WRITTEN REQUEST - Without the pictures, set down the records below word for word.

DATA SECTION -

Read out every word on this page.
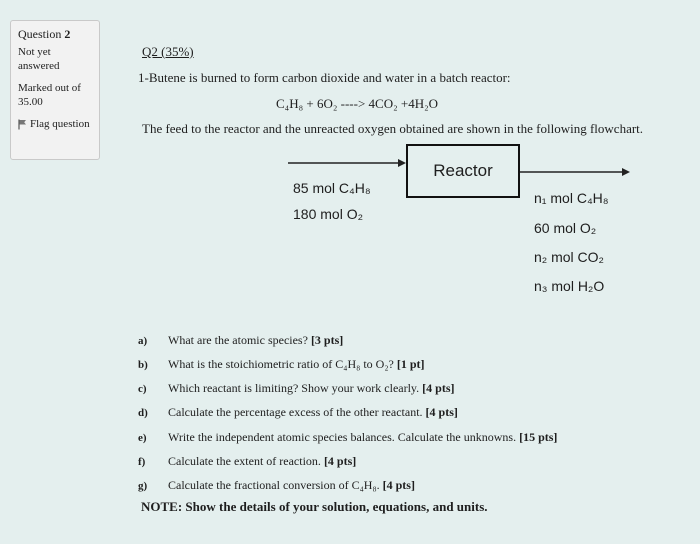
Question 2
Not yet answered
Marked out of
35.00
Flag question
Q2 (35%)
1-Butene is burned to form carbon dioxide and water in a batch reactor:
C₄H₈ + 6O₂ ----> 4CO₂ +4H₂O
The feed to the reactor and the unreacted oxygen obtained are shown in the following flowchart.
Reactor
85 mol C₄H₈
180 mol O₂
n₁ mol C₄H₈
60 mol O₂
n₂ mol CO₂
n₃ mol H₂O
a) What are the atomic species? [3 pts]
b) What is the stoichiometric ratio of C₄H₈ to O₂? [1 pt]
c) Which reactant is limiting? Show your work clearly. [4 pts]
d) Calculate the percentage excess of the other reactant. [4 pts]
e) Write the independent atomic species balances. Calculate the unknowns. [15 pts]
f) Calculate the extent of reaction. [4 pts]
g) Calculate the fractional conversion of C₄H₈. [4 pts]
NOTE: Show the details of your solution, equations, and units.
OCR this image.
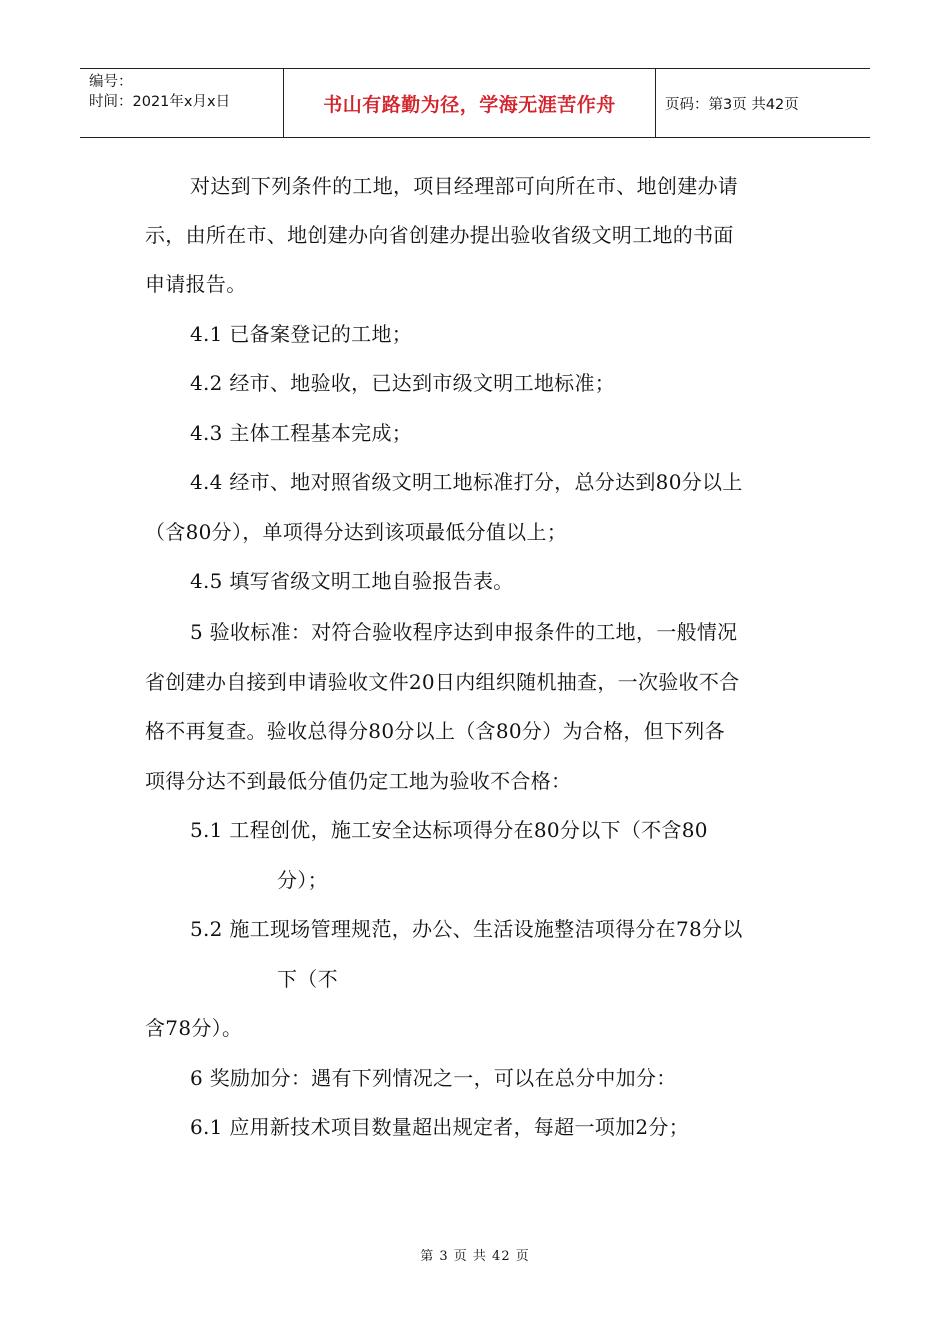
编号：
时间：2021年x月x日	书山有路勤为径，学海无涯苦作舟	页码：第3页 共42页
对达到下列条件的工地，项目经理部可向所在市、地创建办请
示，由所在市、地创建办向省创建办提出验收省级文明工地的书面
申请报告。
4.1 已备案登记的工地；
4.2 经市、地验收，已达到市级文明工地标准；
4.3 主体工程基本完成；
4.4 经市、地对照省级文明工地标准打分，总分达到80分以上
（含80分），单项得分达到该项最低分值以上；
4.5 填写省级文明工地自验报告表。
5 验收标准：对符合验收程序达到申报条件的工地，一般情况
省创建办自接到申请验收文件20日内组织随机抽查，一次验收不合
格不再复查。验收总得分80分以上（含80分）为合格，但下列各
项得分达不到最低分值仍定工地为验收不合格：
5.1 工程创优，施工安全达标项得分在80分以下（不含80
分）；
5.2 施工现场管理规范，办公、生活设施整洁项得分在78分以
下（不
含78分）。
6 奖励加分：遇有下列情况之一，可以在总分中加分：
6.1 应用新技术项目数量超出规定者，每超一项加2分；
第 3 页 共 42 页
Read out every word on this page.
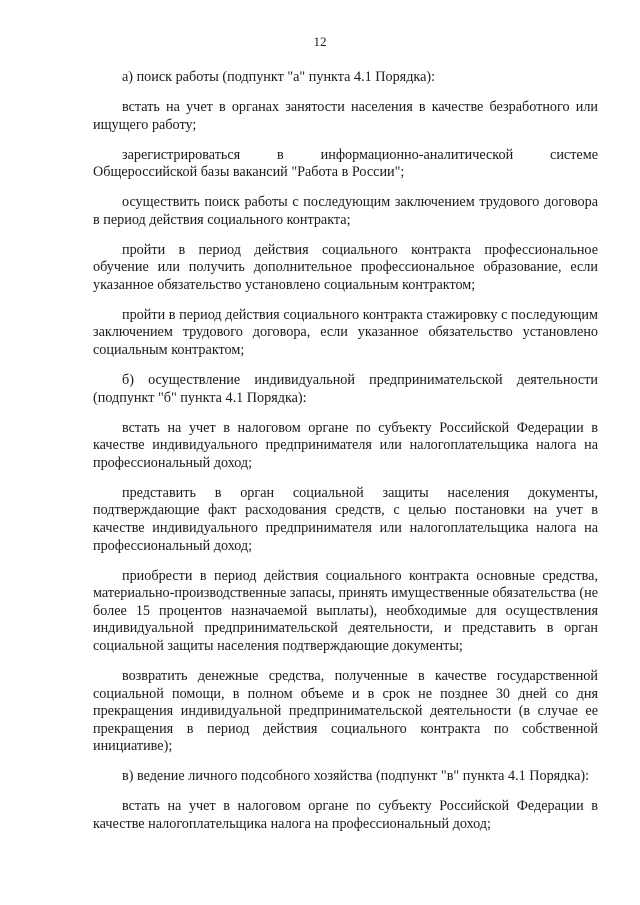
12

а) поиск работы (подпункт "а" пункта 4.1 Порядка):

встать на учет в органах занятости населения в качестве безработного или ищущего работу;

зарегистрироваться в информационно-аналитической системе Общероссийской базы вакансий "Работа в России";

осуществить поиск работы с последующим заключением трудового договора в период действия социального контракта;

пройти в период действия социального контракта профессиональное обучение или получить дополнительное профессиональное образование, если указанное обязательство установлено социальным контрактом;

пройти в период действия социального контракта стажировку с последующим заключением трудового договора, если указанное обязательство установлено социальным контрактом;

б) осуществление индивидуальной предпринимательской деятельности (подпункт "б" пункта 4.1 Порядка):

встать на учет в налоговом органе по субъекту Российской Федерации в качестве индивидуального предпринимателя или налогоплательщика налога на профессиональный доход;

представить в орган социальной защиты населения документы, подтверждающие факт расходования средств, с целью постановки на учет в качестве индивидуального предпринимателя или налогоплательщика налога на профессиональный доход;

приобрести в период действия социального контракта основные средства, материально-производственные запасы, принять имущественные обязательства (не более 15 процентов назначаемой выплаты), необходимые для осуществления индивидуальной предпринимательской деятельности, и представить в орган социальной защиты населения подтверждающие документы;

возвратить денежные средства, полученные в качестве государственной социальной помощи, в полном объеме и в срок не позднее 30 дней со дня прекращения индивидуальной предпринимательской деятельности (в случае ее прекращения в период действия социального контракта по собственной инициативе);

в) ведение личного подсобного хозяйства (подпункт "в" пункта 4.1 Порядка):

встать на учет в налоговом органе по субъекту Российской Федерации в качестве налогоплательщика налога на профессиональный доход;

SOLUTION TO THIS TASK -
Read out every word on this page.
Question 2
Not yet answered
Marked out of
35.00
Flag question
Q2 (35%)
1-Butene is burned to form carbon dioxide and water in a batch reactor:
C₄H₈ + 6O₂ ----> 4CO₂ +4H₂O
The feed to the reactor and the unreacted oxygen obtained are shown in the following flowchart.
Reactor
85 mol C₄H₈
180 mol O₂
n₁ mol C₄H₈
60 mol O₂
n₂ mol CO₂
n₃ mol H₂O
a) What are the atomic species? [3 pts]
b) What is the stoichiometric ratio of C₄H₈ to O₂? [1 pt]
c) Which reactant is limiting? Show your work clearly. [4 pts]
d) Calculate the percentage excess of the other reactant. [4 pts]
e) Write the independent atomic species balances. Calculate the unknowns. [15 pts]
f) Calculate the extent of reaction. [4 pts]
g) Calculate the fractional conversion of C₄H₈. [4 pts]
NOTE: Show the details of your solution, equations, and units.
OCR this image.
编号：
时间：2021年x月x日	书山有路勤为径，学海无涯苦作舟	页码：第3页 共42页
对达到下列条件的工地，项目经理部可向所在市、地创建办请
示，由所在市、地创建办向省创建办提出验收省级文明工地的书面
申请报告。
4.1 已备案登记的工地；
4.2 经市、地验收，已达到市级文明工地标准；
4.3 主体工程基本完成；
4.4 经市、地对照省级文明工地标准打分，总分达到80分以上
（含80分），单项得分达到该项最低分值以上；
4.5 填写省级文明工地自验报告表。
5 验收标准：对符合验收程序达到申报条件的工地，一般情况
省创建办自接到申请验收文件20日内组织随机抽查，一次验收不合
格不再复查。验收总得分80分以上（含80分）为合格，但下列各
项得分达不到最低分值仍定工地为验收不合格：
5.1 工程创优，施工安全达标项得分在80分以下（不含80
分）；
5.2 施工现场管理规范，办公、生活设施整洁项得分在78分以
下（不
含78分）。
6 奖励加分：遇有下列情况之一，可以在总分中加分：
6.1 应用新技术项目数量超出规定者，每超一项加2分；
第 3 页 共 42 页
Read out every word on this page.
12

а) поиск работы (подпункт "а" пункта 4.1 Порядка):

встать на учет в органах занятости населения в качестве безработного или ищущего работу;

зарегистрироваться в информационно-аналитической системе Общероссийской базы вакансий "Работа в России";

осуществить поиск работы с последующим заключением трудового договора в период действия социального контракта;

пройти в период действия социального контракта профессиональное обучение или получить дополнительное профессиональное образование, если указанное обязательство установлено социальным контрактом;

пройти в период действия социального контракта стажировку с последующим заключением трудового договора, если указанное обязательство установлено социальным контрактом;

б) осуществление индивидуальной предпринимательской деятельности (подпункт "б" пункта 4.1 Порядка):

встать на учет в налоговом органе по субъекту Российской Федерации в качестве индивидуального предпринимателя или налогоплательщика налога на профессиональный доход;

представить в орган социальной защиты населения документы, подтверждающие факт расходования средств, с целью постановки на учет в качестве индивидуального предпринимателя или налогоплательщика налога на профессиональный доход;

приобрести в период действия социального контракта основные средства, материально-производственные запасы, принять имущественные обязательства (не более 15 процентов назначаемой выплаты), необходимые для осуществления индивидуальной предпринимательской деятельности, и представить в орган социальной защиты населения подтверждающие документы;

возвратить денежные средства, полученные в качестве государственной социальной помощи, в полном объеме и в срок не позднее 30 дней со дня прекращения индивидуальной предпринимательской деятельности (в случае ее прекращения в период действия социального контракта по собственной инициативе);

в) ведение личного подсобного хозяйства (подпункт "в" пункта 4.1 Порядка):

встать на учет в налоговом органе по субъекту Российской Федерации в качестве налогоплательщика налога на профессиональный доход;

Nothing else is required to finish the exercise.